[Directions for this task]:
Each line below should be quoted exactly, please.

[Data shown]:

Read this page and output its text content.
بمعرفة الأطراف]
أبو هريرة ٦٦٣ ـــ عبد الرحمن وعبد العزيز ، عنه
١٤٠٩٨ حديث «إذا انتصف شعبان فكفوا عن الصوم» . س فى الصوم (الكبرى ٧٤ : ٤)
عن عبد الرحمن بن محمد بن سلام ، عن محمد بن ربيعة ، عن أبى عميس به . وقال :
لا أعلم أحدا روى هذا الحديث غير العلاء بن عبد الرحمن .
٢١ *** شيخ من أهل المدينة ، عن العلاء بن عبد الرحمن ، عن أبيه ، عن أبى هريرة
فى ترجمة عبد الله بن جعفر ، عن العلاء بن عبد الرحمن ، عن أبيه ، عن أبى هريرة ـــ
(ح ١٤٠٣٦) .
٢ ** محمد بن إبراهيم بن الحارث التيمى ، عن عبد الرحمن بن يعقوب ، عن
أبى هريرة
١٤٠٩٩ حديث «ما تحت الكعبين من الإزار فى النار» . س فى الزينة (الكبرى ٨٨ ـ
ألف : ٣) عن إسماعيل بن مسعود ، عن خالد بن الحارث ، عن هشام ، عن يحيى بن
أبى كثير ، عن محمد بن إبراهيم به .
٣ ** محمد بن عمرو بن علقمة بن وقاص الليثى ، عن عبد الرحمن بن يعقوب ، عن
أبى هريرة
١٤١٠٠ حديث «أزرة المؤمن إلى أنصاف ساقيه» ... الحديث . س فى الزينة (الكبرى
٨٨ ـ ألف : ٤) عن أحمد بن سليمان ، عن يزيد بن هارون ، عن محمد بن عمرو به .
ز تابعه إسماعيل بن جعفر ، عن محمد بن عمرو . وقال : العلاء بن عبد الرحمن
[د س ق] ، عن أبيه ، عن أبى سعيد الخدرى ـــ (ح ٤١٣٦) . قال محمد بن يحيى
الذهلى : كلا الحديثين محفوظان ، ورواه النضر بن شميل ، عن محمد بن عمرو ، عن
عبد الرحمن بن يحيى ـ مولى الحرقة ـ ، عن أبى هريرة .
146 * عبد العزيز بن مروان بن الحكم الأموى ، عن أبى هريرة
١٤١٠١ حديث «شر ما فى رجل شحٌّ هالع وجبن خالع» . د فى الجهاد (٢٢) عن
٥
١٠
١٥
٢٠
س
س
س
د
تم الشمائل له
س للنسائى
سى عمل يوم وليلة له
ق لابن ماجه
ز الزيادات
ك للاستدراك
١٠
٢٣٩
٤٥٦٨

[Problem solution]:
Read this page and output its text content.
بمعرفة الأطراف]
أبو هريرة ٦٦٣ ـــ عبد الرحمن وعبد العزيز ، عنه
١٤٠٩٨ حديث «إذا انتصف شعبان فكفوا عن الصوم» . س فى الصوم (الكبرى ٧٤ : ٤)
عن عبد الرحمن بن محمد بن سلام ، عن محمد بن ربيعة ، عن أبى عميس به . وقال :
لا أعلم أحدا روى هذا الحديث غير العلاء بن عبد الرحمن .
٢١ *** شيخ من أهل المدينة ، عن العلاء بن عبد الرحمن ، عن أبيه ، عن أبى هريرة
فى ترجمة عبد الله بن جعفر ، عن العلاء بن عبد الرحمن ، عن أبيه ، عن أبى هريرة ـــ
(ح ١٤٠٣٦) .
٢ ** محمد بن إبراهيم بن الحارث التيمى ، عن عبد الرحمن بن يعقوب ، عن
أبى هريرة
١٤٠٩٩ حديث «ما تحت الكعبين من الإزار فى النار» . س فى الزينة (الكبرى ٨٨ ـ
ألف : ٣) عن إسماعيل بن مسعود ، عن خالد بن الحارث ، عن هشام ، عن يحيى بن
أبى كثير ، عن محمد بن إبراهيم به .
٣ ** محمد بن عمرو بن علقمة بن وقاص الليثى ، عن عبد الرحمن بن يعقوب ، عن
أبى هريرة
١٤١٠٠ حديث «أزرة المؤمن إلى أنصاف ساقيه» ... الحديث . س فى الزينة (الكبرى
٨٨ ـ ألف : ٤) عن أحمد بن سليمان ، عن يزيد بن هارون ، عن محمد بن عمرو به .
ز تابعه إسماعيل بن جعفر ، عن محمد بن عمرو . وقال : العلاء بن عبد الرحمن
[د س ق] ، عن أبيه ، عن أبى سعيد الخدرى ـــ (ح ٤١٣٦) . قال محمد بن يحيى
الذهلى : كلا الحديثين محفوظان ، ورواه النضر بن شميل ، عن محمد بن عمرو ، عن
عبد الرحمن بن يحيى ـ مولى الحرقة ـ ، عن أبى هريرة .
146 * عبد العزيز بن مروان بن الحكم الأموى ، عن أبى هريرة
١٤١٠١ حديث «شر ما فى رجل شحٌّ هالع وجبن خالع» . د فى الجهاد (٢٢) عن
٥
١٠
١٥
٢٠
س
س
س
د
تم الشمائل له
س للنسائى
سى عمل يوم وليلة له
ق لابن ماجه
ز الزيادات
ك للاستدراك
١٠
٢٣٩
٤٥٦٨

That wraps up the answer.